> _Stated problem_
Copy out the entries in full and with complete accuracy; pictures are excluded.

>> Start Data provided

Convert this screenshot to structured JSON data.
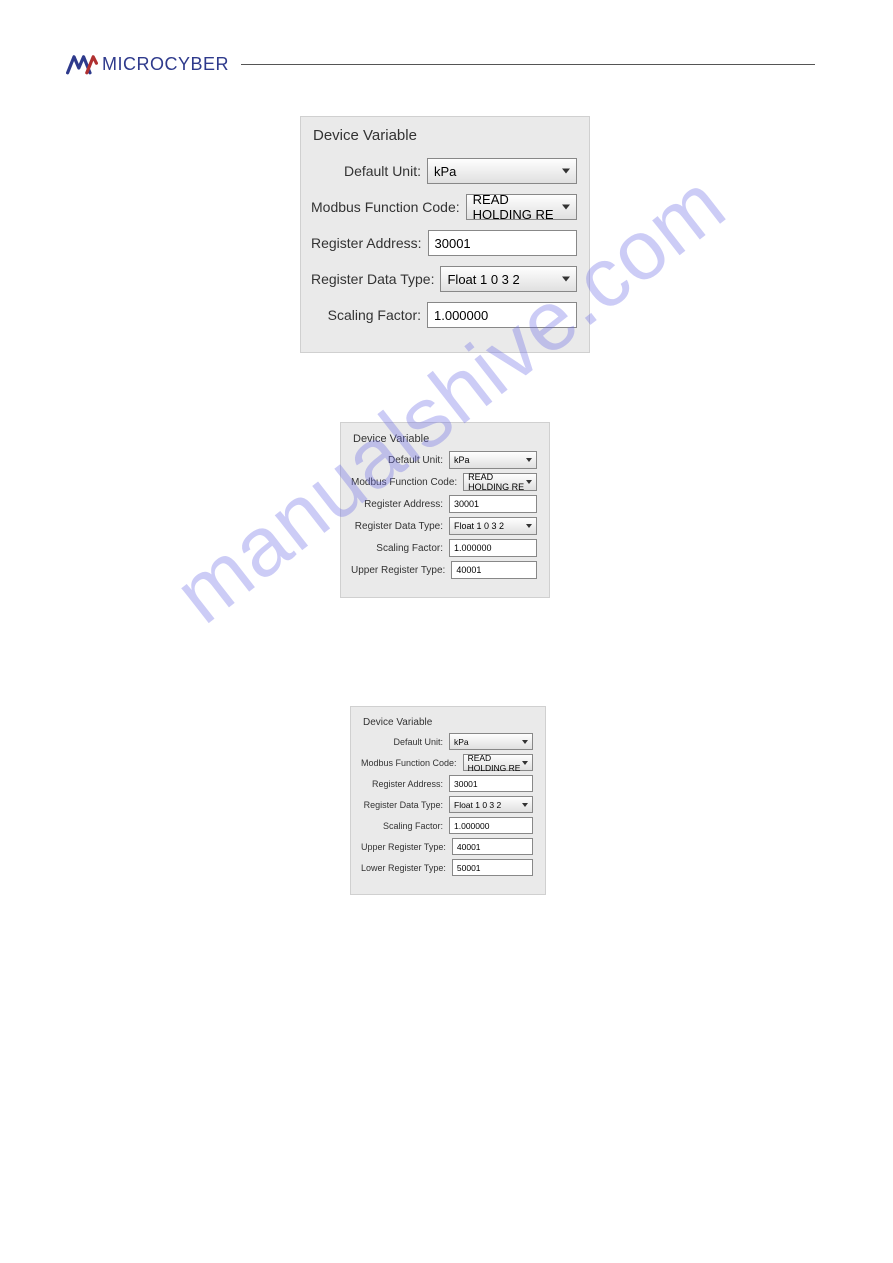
{
  "header": {
    "brand_part1": "MICRO",
    "brand_part2": "CYBER"
  },
  "watermark": "manualshive.com",
  "panel1": {
    "title": "Device  Variable",
    "default_unit_label": "Default Unit:",
    "default_unit_value": "kPa",
    "func_code_label": "Modbus Function Code:",
    "func_code_value": "READ HOLDING RE",
    "reg_addr_label": "Register Address:",
    "reg_addr_value": "30001",
    "reg_data_type_label": "Register Data Type:",
    "reg_data_type_value": "Float 1 0 3 2",
    "scaling_label": "Scaling Factor:",
    "scaling_value": "1.000000"
  },
  "panel2": {
    "title": "Device  Variable",
    "default_unit_label": "Default Unit:",
    "default_unit_value": "kPa",
    "func_code_label": "Modbus Function Code:",
    "func_code_value": "READ HOLDING RE",
    "reg_addr_label": "Register Address:",
    "reg_addr_value": "30001",
    "reg_data_type_label": "Register Data Type:",
    "reg_data_type_value": "Float 1 0 3 2",
    "scaling_label": "Scaling Factor:",
    "scaling_value": "1.000000",
    "upper_reg_label": "Upper Register Type:",
    "upper_reg_value": "40001"
  },
  "panel3": {
    "title": "Device  Variable",
    "default_unit_label": "Default Unit:",
    "default_unit_value": "kPa",
    "func_code_label": "Modbus Function Code:",
    "func_code_value": "READ HOLDING RE",
    "reg_addr_label": "Register Address:",
    "reg_addr_value": "30001",
    "reg_data_type_label": "Register Data Type:",
    "reg_data_type_value": "Float 1 0 3 2",
    "scaling_label": "Scaling Factor:",
    "scaling_value": "1.000000",
    "upper_reg_label": "Upper Register Type:",
    "upper_reg_value": "40001",
    "lower_reg_label": "Lower Register Type:",
    "lower_reg_value": "50001"
  }
}
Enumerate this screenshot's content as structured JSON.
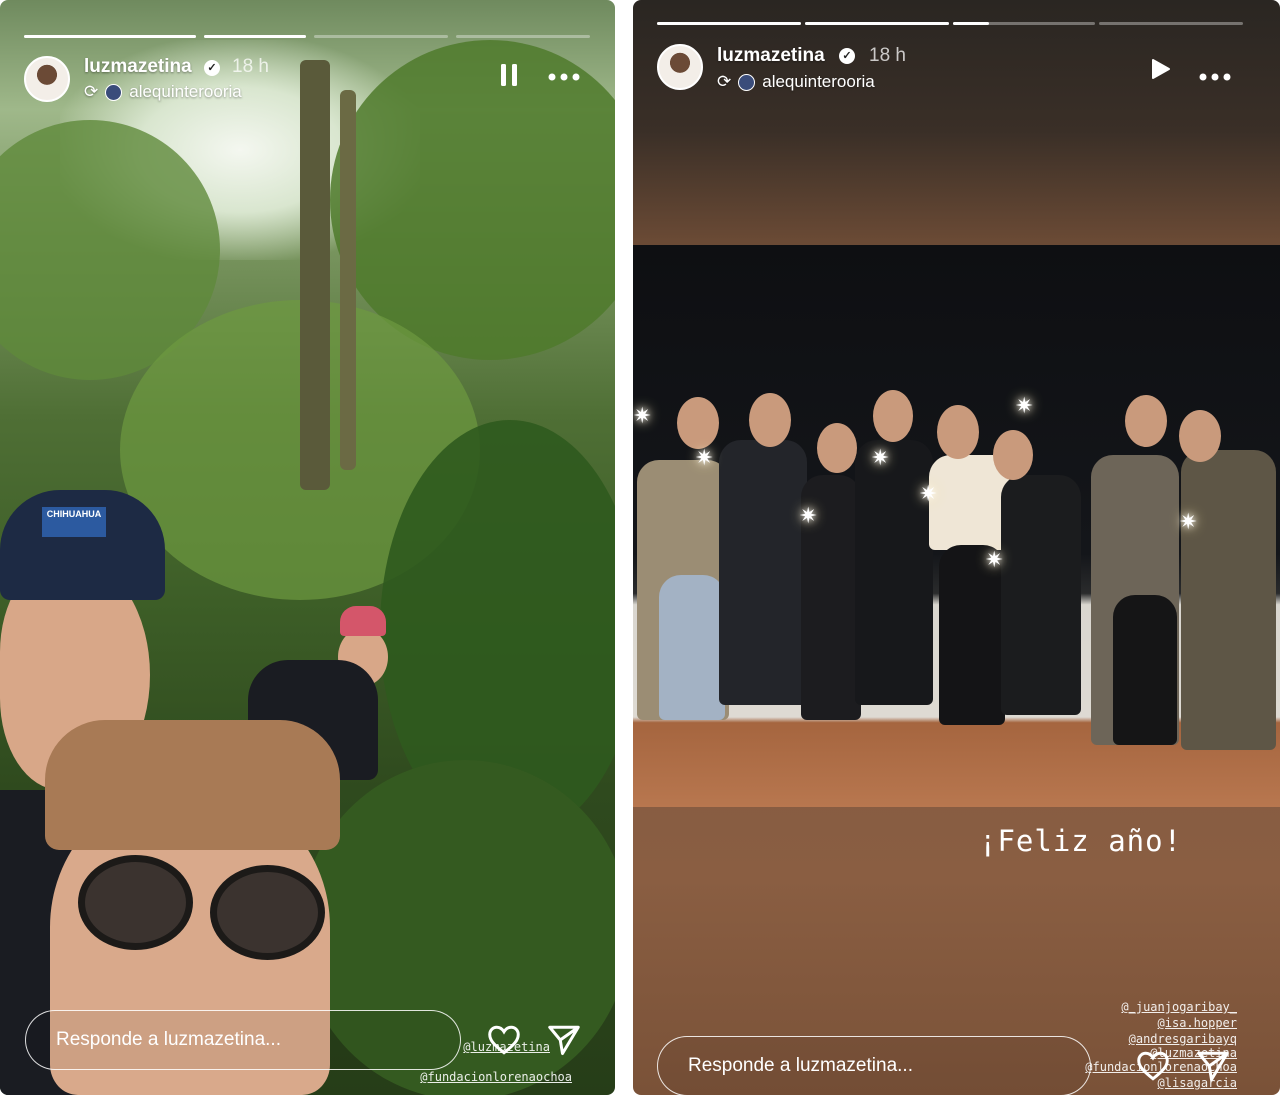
{
  "stories": [
    {
      "username": "luzmazetina",
      "time": "18 h",
      "reposted_from": "alequinterooria",
      "progress_segments": [
        1,
        0.75,
        0,
        0
      ],
      "controls": {
        "pause_icon": "pause-icon",
        "more_icon": "more-icon"
      },
      "reply_placeholder": "Responde a luzmazetina...",
      "cap_text": "CHIHUAHUA",
      "mentions": [
        "@luzmazetina",
        "@fundacionlorenaochoa"
      ]
    },
    {
      "username": "luzmazetina",
      "time": "18 h",
      "reposted_from": "alequinterooria",
      "progress_segments": [
        1,
        1,
        0.25,
        0
      ],
      "controls": {
        "play_icon": "play-icon",
        "more_icon": "more-icon"
      },
      "caption": "¡Feliz año!",
      "reply_placeholder": "Responde a luzmazetina...",
      "mentions": [
        "@_juanjogaribay_",
        "@isa.hopper",
        "@andresgaribayq",
        "@luzmazetina",
        "@fundacionlorenaochoa",
        "@lisagarcia"
      ]
    }
  ],
  "colors": {
    "foliage": "#3d5e27",
    "story_bg_right": "#7a5540",
    "accent_text": "#ffffff"
  }
}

>> End Data provided

> _Written answer_
Convert this screenshot to structured JSON data.
{
  "header": {
    "brand_part1": "MICRO",
    "brand_part2": "CYBER"
  },
  "watermark": "manualshive.com",
  "panel1": {
    "title": "Device  Variable",
    "default_unit_label": "Default Unit:",
    "default_unit_value": "kPa",
    "func_code_label": "Modbus Function Code:",
    "func_code_value": "READ HOLDING RE",
    "reg_addr_label": "Register Address:",
    "reg_addr_value": "30001",
    "reg_data_type_label": "Register Data Type:",
    "reg_data_type_value": "Float 1 0 3 2",
    "scaling_label": "Scaling Factor:",
    "scaling_value": "1.000000"
  },
  "panel2": {
    "title": "Device  Variable",
    "default_unit_label": "Default Unit:",
    "default_unit_value": "kPa",
    "func_code_label": "Modbus Function Code:",
    "func_code_value": "READ HOLDING RE",
    "reg_addr_label": "Register Address:",
    "reg_addr_value": "30001",
    "reg_data_type_label": "Register Data Type:",
    "reg_data_type_value": "Float 1 0 3 2",
    "scaling_label": "Scaling Factor:",
    "scaling_value": "1.000000",
    "upper_reg_label": "Upper Register Type:",
    "upper_reg_value": "40001"
  },
  "panel3": {
    "title": "Device  Variable",
    "default_unit_label": "Default Unit:",
    "default_unit_value": "kPa",
    "func_code_label": "Modbus Function Code:",
    "func_code_value": "READ HOLDING RE",
    "reg_addr_label": "Register Address:",
    "reg_addr_value": "30001",
    "reg_data_type_label": "Register Data Type:",
    "reg_data_type_value": "Float 1 0 3 2",
    "scaling_label": "Scaling Factor:",
    "scaling_value": "1.000000",
    "upper_reg_label": "Upper Register Type:",
    "upper_reg_value": "40001",
    "lower_reg_label": "Lower Register Type:",
    "lower_reg_value": "50001"
  }
}
Enumerate this screenshot's content as structured JSON.
{
  "stories": [
    {
      "username": "luzmazetina",
      "time": "18 h",
      "reposted_from": "alequinterooria",
      "progress_segments": [
        1,
        0.75,
        0,
        0
      ],
      "controls": {
        "pause_icon": "pause-icon",
        "more_icon": "more-icon"
      },
      "reply_placeholder": "Responde a luzmazetina...",
      "cap_text": "CHIHUAHUA",
      "mentions": [
        "@luzmazetina",
        "@fundacionlorenaochoa"
      ]
    },
    {
      "username": "luzmazetina",
      "time": "18 h",
      "reposted_from": "alequinterooria",
      "progress_segments": [
        1,
        1,
        0.25,
        0
      ],
      "controls": {
        "play_icon": "play-icon",
        "more_icon": "more-icon"
      },
      "caption": "¡Feliz año!",
      "reply_placeholder": "Responde a luzmazetina...",
      "mentions": [
        "@_juanjogaribay_",
        "@isa.hopper",
        "@andresgaribayq",
        "@luzmazetina",
        "@fundacionlorenaochoa",
        "@lisagarcia"
      ]
    }
  ],
  "colors": {
    "foliage": "#3d5e27",
    "story_bg_right": "#7a5540",
    "accent_text": "#ffffff"
  }
}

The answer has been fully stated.